## Problem:
Look through the material below and say how many of its lines carry the string "more". Only the number should be given.

[[ Extracted data, beginning ]]

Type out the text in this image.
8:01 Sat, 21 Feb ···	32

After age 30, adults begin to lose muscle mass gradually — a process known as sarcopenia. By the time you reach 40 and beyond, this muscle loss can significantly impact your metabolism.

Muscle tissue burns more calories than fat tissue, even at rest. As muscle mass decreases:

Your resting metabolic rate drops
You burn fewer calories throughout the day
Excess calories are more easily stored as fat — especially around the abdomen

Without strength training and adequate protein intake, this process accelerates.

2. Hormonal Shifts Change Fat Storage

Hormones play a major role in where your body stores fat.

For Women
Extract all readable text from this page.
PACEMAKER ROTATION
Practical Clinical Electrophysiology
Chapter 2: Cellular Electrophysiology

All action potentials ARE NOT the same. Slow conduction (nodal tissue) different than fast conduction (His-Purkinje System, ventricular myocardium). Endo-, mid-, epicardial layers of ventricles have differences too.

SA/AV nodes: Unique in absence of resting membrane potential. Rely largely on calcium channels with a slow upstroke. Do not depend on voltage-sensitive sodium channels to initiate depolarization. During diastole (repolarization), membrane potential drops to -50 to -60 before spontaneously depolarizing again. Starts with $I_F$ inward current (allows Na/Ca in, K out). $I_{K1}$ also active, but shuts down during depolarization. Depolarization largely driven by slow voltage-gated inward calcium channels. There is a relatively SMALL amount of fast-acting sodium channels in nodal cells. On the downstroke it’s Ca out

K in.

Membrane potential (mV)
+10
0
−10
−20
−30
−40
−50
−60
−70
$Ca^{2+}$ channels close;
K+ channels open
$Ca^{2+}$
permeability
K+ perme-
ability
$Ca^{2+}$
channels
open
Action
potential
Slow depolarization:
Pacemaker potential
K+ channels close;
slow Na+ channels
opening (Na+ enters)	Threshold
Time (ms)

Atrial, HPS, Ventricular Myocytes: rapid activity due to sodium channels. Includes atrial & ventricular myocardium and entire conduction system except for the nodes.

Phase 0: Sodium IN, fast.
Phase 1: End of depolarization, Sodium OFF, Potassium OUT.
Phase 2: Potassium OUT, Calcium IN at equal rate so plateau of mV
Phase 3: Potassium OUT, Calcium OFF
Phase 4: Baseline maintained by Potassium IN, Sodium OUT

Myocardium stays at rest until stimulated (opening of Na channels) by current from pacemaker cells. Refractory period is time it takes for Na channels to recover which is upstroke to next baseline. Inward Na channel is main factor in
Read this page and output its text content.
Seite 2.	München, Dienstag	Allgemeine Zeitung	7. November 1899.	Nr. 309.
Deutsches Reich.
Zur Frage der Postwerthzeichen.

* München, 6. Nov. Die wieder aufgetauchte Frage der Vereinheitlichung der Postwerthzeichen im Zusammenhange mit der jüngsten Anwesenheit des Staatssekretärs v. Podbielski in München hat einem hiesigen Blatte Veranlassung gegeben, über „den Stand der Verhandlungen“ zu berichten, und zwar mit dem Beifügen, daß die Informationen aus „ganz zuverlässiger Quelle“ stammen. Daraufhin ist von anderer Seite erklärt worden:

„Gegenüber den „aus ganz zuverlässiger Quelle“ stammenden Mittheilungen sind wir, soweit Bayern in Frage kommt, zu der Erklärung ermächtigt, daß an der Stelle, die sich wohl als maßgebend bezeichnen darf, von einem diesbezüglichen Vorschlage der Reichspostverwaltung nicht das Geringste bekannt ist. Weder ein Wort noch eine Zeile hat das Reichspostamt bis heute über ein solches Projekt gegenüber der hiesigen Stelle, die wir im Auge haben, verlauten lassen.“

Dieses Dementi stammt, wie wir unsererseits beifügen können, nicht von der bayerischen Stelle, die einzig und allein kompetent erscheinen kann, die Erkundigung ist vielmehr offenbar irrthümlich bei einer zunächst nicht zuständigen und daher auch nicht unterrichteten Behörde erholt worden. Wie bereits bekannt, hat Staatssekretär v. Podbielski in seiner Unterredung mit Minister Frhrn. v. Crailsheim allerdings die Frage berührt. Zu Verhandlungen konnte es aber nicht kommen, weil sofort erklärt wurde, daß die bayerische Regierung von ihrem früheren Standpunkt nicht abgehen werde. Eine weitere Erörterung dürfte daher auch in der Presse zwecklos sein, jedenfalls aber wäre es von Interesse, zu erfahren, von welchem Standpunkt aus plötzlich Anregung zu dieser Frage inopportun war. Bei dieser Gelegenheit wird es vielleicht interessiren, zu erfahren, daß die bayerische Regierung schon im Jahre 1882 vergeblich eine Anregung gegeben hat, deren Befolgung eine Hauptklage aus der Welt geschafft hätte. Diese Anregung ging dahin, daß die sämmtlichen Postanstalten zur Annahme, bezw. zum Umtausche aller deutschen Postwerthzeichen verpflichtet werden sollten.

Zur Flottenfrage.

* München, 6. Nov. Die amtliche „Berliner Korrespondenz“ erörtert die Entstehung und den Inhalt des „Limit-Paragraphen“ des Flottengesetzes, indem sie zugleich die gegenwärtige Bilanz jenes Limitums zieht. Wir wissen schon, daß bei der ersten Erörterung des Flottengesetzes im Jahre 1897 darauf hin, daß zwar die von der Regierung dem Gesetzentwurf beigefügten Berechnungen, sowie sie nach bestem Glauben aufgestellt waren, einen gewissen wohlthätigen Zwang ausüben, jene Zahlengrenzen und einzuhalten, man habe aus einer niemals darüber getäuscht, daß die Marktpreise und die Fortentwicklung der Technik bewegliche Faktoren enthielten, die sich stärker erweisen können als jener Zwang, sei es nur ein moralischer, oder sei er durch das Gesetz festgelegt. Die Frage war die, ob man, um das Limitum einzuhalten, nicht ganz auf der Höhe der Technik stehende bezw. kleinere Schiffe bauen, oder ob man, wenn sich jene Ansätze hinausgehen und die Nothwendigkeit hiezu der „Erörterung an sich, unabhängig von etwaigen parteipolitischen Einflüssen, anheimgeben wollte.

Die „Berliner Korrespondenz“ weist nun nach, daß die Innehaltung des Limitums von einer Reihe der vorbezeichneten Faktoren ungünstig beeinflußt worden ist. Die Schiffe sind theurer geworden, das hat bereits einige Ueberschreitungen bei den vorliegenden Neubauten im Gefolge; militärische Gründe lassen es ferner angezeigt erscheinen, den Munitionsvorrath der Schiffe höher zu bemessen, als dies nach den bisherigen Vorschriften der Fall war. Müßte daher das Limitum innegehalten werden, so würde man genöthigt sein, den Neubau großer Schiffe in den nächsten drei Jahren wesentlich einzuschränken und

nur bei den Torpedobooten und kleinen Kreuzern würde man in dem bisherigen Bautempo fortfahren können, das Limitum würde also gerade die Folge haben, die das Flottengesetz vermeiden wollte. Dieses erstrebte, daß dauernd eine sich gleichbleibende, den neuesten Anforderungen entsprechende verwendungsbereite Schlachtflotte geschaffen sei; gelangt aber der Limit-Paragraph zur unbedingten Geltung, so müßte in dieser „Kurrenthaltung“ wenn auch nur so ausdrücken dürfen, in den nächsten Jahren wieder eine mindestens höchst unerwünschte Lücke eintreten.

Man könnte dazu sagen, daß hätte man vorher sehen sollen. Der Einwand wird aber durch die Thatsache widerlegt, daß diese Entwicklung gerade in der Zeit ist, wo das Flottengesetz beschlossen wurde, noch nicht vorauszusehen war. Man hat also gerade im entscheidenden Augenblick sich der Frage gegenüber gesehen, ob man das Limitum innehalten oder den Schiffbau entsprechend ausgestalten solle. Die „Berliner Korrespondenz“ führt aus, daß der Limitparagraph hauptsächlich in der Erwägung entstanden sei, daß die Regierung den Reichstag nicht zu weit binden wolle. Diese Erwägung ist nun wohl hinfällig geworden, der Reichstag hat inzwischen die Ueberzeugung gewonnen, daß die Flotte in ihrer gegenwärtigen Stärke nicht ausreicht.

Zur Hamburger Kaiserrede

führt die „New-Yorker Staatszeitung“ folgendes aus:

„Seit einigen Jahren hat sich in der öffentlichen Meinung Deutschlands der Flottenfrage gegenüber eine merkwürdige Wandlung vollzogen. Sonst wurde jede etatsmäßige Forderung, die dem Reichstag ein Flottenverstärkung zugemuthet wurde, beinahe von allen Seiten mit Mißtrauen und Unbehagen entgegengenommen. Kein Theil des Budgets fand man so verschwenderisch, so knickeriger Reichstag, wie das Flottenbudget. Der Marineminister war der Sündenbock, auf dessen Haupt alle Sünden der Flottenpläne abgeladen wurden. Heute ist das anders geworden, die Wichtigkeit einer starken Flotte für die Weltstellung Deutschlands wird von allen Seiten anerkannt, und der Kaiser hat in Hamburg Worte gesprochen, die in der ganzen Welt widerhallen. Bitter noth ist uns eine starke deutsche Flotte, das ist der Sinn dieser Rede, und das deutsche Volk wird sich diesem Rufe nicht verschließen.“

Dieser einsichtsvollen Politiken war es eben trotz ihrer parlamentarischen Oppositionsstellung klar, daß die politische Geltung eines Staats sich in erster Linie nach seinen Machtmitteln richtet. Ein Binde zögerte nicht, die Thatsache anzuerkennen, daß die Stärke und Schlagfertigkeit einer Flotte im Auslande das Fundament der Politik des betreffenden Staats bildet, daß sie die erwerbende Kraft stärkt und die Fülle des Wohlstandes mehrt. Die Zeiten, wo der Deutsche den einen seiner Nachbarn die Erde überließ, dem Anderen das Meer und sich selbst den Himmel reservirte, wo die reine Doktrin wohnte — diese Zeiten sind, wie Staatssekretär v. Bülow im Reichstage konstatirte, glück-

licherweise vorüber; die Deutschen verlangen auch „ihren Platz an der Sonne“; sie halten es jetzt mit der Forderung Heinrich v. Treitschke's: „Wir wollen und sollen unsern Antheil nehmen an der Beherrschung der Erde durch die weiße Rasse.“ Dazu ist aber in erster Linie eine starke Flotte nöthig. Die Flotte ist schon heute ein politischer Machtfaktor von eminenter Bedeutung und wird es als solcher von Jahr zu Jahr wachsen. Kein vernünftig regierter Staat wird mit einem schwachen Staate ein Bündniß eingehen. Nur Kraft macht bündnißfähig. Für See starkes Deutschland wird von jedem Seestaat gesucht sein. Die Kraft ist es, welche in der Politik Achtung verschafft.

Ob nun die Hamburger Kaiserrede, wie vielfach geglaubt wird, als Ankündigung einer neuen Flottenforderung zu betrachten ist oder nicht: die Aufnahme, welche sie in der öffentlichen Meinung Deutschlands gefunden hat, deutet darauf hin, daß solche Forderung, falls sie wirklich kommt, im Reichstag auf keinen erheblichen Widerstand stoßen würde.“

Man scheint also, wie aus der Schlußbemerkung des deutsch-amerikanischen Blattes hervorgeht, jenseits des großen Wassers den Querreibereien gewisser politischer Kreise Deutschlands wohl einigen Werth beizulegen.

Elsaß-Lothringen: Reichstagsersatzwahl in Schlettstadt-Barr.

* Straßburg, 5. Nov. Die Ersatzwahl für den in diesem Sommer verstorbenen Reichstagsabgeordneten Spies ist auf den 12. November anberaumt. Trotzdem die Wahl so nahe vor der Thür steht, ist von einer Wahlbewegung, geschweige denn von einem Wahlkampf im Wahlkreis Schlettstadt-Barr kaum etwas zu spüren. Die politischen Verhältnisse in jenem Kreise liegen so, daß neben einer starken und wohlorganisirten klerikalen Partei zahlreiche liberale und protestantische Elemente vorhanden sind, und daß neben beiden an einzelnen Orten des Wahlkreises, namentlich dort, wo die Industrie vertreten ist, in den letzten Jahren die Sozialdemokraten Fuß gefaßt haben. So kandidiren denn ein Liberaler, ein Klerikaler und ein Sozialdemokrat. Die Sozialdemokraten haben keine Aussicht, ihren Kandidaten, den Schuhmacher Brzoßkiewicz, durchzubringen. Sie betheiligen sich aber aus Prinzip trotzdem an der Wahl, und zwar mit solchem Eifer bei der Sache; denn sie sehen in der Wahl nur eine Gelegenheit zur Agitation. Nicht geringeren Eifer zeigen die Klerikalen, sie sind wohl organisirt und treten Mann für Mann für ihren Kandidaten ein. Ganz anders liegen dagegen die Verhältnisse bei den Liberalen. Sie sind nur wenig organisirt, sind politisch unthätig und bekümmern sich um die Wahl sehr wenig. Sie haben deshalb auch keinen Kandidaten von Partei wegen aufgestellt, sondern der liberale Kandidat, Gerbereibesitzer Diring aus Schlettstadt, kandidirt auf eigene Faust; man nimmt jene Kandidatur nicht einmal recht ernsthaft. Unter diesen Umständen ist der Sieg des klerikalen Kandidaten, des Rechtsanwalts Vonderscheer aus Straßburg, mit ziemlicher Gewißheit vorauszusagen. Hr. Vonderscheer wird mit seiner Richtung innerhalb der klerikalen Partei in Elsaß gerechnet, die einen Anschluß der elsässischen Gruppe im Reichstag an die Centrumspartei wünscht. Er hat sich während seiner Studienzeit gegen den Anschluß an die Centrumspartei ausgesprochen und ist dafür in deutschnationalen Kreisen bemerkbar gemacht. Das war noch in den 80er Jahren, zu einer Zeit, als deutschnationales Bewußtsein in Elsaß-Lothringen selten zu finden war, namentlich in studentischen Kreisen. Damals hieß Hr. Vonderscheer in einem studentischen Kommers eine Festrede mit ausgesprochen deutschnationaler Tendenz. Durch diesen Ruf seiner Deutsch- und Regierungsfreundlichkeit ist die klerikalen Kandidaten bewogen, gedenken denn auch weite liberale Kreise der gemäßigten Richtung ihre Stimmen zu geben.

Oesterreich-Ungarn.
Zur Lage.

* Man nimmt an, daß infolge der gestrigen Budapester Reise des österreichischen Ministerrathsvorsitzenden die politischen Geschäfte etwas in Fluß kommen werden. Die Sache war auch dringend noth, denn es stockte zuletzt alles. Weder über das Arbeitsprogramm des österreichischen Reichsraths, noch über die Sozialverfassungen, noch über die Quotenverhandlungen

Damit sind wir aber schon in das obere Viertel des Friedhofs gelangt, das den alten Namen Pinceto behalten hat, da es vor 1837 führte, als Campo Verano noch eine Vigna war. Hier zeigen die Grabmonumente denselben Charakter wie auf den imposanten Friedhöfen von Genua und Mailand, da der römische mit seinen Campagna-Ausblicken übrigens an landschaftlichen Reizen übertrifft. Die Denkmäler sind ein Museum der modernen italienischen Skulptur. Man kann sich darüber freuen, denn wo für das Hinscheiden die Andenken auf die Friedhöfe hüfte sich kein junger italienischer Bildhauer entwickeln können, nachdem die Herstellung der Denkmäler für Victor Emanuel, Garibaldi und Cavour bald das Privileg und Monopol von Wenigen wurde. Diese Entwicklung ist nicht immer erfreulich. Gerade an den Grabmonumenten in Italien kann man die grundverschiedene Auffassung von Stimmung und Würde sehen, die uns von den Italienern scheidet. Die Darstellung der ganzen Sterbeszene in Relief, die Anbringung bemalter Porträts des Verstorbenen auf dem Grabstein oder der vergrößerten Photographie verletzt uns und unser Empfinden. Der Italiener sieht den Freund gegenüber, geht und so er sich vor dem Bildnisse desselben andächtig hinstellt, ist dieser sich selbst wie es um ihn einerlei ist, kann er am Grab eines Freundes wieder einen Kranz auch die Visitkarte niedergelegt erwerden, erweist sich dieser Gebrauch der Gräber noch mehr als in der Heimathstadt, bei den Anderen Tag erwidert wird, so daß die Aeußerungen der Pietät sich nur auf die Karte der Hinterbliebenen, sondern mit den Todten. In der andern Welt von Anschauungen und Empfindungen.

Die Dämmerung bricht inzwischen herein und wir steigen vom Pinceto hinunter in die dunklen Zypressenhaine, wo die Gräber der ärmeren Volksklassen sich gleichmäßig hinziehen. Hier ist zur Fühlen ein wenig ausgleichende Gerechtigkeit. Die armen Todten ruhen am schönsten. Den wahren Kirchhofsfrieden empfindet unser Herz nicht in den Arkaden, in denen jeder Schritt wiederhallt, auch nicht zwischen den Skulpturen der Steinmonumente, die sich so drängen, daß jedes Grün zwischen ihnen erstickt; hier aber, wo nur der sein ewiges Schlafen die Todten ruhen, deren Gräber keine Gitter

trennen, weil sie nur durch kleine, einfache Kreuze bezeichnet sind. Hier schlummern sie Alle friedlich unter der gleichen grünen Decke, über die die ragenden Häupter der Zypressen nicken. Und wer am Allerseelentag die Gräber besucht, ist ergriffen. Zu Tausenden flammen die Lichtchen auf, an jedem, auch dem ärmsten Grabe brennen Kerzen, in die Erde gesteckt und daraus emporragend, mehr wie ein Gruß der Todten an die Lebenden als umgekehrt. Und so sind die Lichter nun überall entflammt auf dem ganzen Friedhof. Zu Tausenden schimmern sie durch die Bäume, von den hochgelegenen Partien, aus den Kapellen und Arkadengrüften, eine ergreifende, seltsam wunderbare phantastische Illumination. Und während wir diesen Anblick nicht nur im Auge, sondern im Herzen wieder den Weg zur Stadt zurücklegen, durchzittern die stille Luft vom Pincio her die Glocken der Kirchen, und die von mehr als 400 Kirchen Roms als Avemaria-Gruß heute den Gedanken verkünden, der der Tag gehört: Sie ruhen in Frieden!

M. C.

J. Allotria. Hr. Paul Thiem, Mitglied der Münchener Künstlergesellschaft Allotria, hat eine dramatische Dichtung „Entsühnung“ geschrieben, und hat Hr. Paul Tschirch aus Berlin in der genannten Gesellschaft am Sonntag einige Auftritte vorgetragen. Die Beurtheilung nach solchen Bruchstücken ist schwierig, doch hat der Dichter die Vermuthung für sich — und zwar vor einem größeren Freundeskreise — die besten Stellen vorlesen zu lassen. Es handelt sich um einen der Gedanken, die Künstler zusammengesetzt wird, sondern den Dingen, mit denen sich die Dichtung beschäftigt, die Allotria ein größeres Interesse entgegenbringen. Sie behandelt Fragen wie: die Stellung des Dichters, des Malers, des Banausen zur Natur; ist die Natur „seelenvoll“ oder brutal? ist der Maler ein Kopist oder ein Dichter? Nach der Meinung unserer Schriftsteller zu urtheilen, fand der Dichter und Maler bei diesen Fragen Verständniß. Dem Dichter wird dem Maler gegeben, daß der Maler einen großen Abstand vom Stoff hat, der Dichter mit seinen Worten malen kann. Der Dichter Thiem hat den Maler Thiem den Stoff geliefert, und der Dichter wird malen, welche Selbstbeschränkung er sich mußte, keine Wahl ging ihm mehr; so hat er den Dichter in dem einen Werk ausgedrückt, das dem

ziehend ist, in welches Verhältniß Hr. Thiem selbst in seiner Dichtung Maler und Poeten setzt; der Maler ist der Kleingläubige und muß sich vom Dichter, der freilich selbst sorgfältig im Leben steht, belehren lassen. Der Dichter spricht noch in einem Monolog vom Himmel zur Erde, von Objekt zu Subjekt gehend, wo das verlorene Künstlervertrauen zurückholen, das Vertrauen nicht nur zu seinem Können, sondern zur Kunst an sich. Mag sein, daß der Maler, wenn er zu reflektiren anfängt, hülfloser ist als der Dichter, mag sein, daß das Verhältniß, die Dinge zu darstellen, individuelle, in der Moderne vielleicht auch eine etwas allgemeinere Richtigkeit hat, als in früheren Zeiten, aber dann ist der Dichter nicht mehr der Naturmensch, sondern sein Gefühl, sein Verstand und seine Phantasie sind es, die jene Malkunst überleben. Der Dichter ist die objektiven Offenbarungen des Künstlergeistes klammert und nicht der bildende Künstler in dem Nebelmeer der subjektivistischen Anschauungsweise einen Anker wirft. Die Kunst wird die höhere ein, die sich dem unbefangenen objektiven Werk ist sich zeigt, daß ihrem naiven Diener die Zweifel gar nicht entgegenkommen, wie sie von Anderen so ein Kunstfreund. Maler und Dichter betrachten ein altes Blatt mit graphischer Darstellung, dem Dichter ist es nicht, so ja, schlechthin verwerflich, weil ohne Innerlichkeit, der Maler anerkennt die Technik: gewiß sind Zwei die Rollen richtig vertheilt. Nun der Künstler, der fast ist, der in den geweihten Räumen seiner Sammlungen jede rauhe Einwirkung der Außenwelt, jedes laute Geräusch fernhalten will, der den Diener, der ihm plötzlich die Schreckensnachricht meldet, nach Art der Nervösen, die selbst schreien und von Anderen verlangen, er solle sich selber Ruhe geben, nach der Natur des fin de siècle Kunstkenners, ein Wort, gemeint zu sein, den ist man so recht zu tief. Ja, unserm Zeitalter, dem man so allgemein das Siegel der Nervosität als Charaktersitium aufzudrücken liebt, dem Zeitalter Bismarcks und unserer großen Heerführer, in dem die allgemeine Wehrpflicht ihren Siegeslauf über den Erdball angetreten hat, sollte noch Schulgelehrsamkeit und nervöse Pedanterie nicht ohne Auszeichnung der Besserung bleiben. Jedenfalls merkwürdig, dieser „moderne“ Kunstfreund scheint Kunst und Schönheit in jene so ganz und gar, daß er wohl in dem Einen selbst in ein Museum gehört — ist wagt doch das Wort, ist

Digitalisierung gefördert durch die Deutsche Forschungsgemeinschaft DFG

[[ Extracted data, end ]]

## Written answer:
2